▸ **Data entries**:
⁂

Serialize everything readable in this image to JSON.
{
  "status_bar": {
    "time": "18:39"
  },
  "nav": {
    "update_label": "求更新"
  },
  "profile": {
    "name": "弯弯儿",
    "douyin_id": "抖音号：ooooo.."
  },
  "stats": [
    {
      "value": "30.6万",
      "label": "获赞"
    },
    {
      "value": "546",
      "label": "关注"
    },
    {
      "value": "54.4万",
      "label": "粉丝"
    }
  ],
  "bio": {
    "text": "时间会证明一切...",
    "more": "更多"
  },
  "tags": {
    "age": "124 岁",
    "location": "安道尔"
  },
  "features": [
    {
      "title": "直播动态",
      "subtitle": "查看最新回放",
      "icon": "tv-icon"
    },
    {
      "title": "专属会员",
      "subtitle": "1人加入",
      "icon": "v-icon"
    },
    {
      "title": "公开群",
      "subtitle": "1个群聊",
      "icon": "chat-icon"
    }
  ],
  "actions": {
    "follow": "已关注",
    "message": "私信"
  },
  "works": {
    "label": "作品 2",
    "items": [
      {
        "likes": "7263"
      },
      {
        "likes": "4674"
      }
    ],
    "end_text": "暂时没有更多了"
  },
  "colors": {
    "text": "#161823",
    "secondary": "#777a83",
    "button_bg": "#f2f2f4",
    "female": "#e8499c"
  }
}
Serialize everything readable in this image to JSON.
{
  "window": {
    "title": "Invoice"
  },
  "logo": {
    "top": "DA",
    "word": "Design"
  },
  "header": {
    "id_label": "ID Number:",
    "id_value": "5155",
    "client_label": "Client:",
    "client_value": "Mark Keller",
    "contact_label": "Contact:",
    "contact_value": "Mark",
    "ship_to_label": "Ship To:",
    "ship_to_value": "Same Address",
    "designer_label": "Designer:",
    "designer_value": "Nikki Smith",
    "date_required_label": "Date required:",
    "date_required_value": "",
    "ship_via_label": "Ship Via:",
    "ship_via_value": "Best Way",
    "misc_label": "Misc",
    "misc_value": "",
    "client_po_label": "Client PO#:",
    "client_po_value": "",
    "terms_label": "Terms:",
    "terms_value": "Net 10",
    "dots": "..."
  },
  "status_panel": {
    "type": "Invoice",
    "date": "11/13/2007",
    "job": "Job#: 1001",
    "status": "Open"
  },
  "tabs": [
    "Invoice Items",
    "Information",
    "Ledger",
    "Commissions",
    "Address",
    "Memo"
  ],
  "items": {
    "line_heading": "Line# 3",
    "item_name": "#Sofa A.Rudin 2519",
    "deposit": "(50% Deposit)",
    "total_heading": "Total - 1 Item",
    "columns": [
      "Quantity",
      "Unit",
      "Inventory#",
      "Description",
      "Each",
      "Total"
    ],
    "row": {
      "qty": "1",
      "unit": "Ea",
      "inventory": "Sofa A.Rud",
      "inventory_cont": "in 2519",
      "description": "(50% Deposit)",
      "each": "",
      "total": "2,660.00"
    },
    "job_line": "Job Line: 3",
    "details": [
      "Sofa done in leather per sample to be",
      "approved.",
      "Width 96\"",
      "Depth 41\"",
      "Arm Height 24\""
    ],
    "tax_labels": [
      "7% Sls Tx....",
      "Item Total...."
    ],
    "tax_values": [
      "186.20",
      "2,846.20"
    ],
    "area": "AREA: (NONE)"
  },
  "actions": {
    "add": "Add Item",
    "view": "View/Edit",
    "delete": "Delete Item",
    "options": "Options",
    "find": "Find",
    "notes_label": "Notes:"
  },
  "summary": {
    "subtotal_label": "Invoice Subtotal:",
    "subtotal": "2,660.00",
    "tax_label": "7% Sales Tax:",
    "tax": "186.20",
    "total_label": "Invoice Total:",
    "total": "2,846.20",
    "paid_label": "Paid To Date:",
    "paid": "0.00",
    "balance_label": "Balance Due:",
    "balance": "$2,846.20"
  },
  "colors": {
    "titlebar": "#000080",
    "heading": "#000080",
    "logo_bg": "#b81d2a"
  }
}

⁂

▸ **Challenge**: Above are the records; retype them all without a single difference.

▸ **Output of the task**:
Serialize everything readable in this image to JSON.
{
  "status_bar": {
    "time": "18:39"
  },
  "nav": {
    "update_label": "求更新"
  },
  "profile": {
    "name": "弯弯儿",
    "douyin_id": "抖音号：ooooo.."
  },
  "stats": [
    {
      "value": "30.6万",
      "label": "获赞"
    },
    {
      "value": "546",
      "label": "关注"
    },
    {
      "value": "54.4万",
      "label": "粉丝"
    }
  ],
  "bio": {
    "text": "时间会证明一切...",
    "more": "更多"
  },
  "tags": {
    "age": "124 岁",
    "location": "安道尔"
  },
  "features": [
    {
      "title": "直播动态",
      "subtitle": "查看最新回放",
      "icon": "tv-icon"
    },
    {
      "title": "专属会员",
      "subtitle": "1人加入",
      "icon": "v-icon"
    },
    {
      "title": "公开群",
      "subtitle": "1个群聊",
      "icon": "chat-icon"
    }
  ],
  "actions": {
    "follow": "已关注",
    "message": "私信"
  },
  "works": {
    "label": "作品 2",
    "items": [
      {
        "likes": "7263"
      },
      {
        "likes": "4674"
      }
    ],
    "end_text": "暂时没有更多了"
  },
  "colors": {
    "text": "#161823",
    "secondary": "#777a83",
    "button_bg": "#f2f2f4",
    "female": "#e8499c"
  }
}
Serialize everything readable in this image to JSON.
{
  "window": {
    "title": "Invoice"
  },
  "logo": {
    "top": "DA",
    "word": "Design"
  },
  "header": {
    "id_label": "ID Number:",
    "id_value": "5155",
    "client_label": "Client:",
    "client_value": "Mark Keller",
    "contact_label": "Contact:",
    "contact_value": "Mark",
    "ship_to_label": "Ship To:",
    "ship_to_value": "Same Address",
    "designer_label": "Designer:",
    "designer_value": "Nikki Smith",
    "date_required_label": "Date required:",
    "date_required_value": "",
    "ship_via_label": "Ship Via:",
    "ship_via_value": "Best Way",
    "misc_label": "Misc",
    "misc_value": "",
    "client_po_label": "Client PO#:",
    "client_po_value": "",
    "terms_label": "Terms:",
    "terms_value": "Net 10",
    "dots": "..."
  },
  "status_panel": {
    "type": "Invoice",
    "date": "11/13/2007",
    "job": "Job#: 1001",
    "status": "Open"
  },
  "tabs": [
    "Invoice Items",
    "Information",
    "Ledger",
    "Commissions",
    "Address",
    "Memo"
  ],
  "items": {
    "line_heading": "Line# 3",
    "item_name": "#Sofa A.Rudin 2519",
    "deposit": "(50% Deposit)",
    "total_heading": "Total - 1 Item",
    "columns": [
      "Quantity",
      "Unit",
      "Inventory#",
      "Description",
      "Each",
      "Total"
    ],
    "row": {
      "qty": "1",
      "unit": "Ea",
      "inventory": "Sofa A.Rud",
      "inventory_cont": "in 2519",
      "description": "(50% Deposit)",
      "each": "",
      "total": "2,660.00"
    },
    "job_line": "Job Line: 3",
    "details": [
      "Sofa done in leather per sample to be",
      "approved.",
      "Width 96\"",
      "Depth 41\"",
      "Arm Height 24\""
    ],
    "tax_labels": [
      "7% Sls Tx....",
      "Item Total...."
    ],
    "tax_values": [
      "186.20",
      "2,846.20"
    ],
    "area": "AREA: (NONE)"
  },
  "actions": {
    "add": "Add Item",
    "view": "View/Edit",
    "delete": "Delete Item",
    "options": "Options",
    "find": "Find",
    "notes_label": "Notes:"
  },
  "summary": {
    "subtotal_label": "Invoice Subtotal:",
    "subtotal": "2,660.00",
    "tax_label": "7% Sales Tax:",
    "tax": "186.20",
    "total_label": "Invoice Total:",
    "total": "2,846.20",
    "paid_label": "Paid To Date:",
    "paid": "0.00",
    "balance_label": "Balance Due:",
    "balance": "$2,846.20"
  },
  "colors": {
    "titlebar": "#000080",
    "heading": "#000080",
    "logo_bg": "#b81d2a"
  }
}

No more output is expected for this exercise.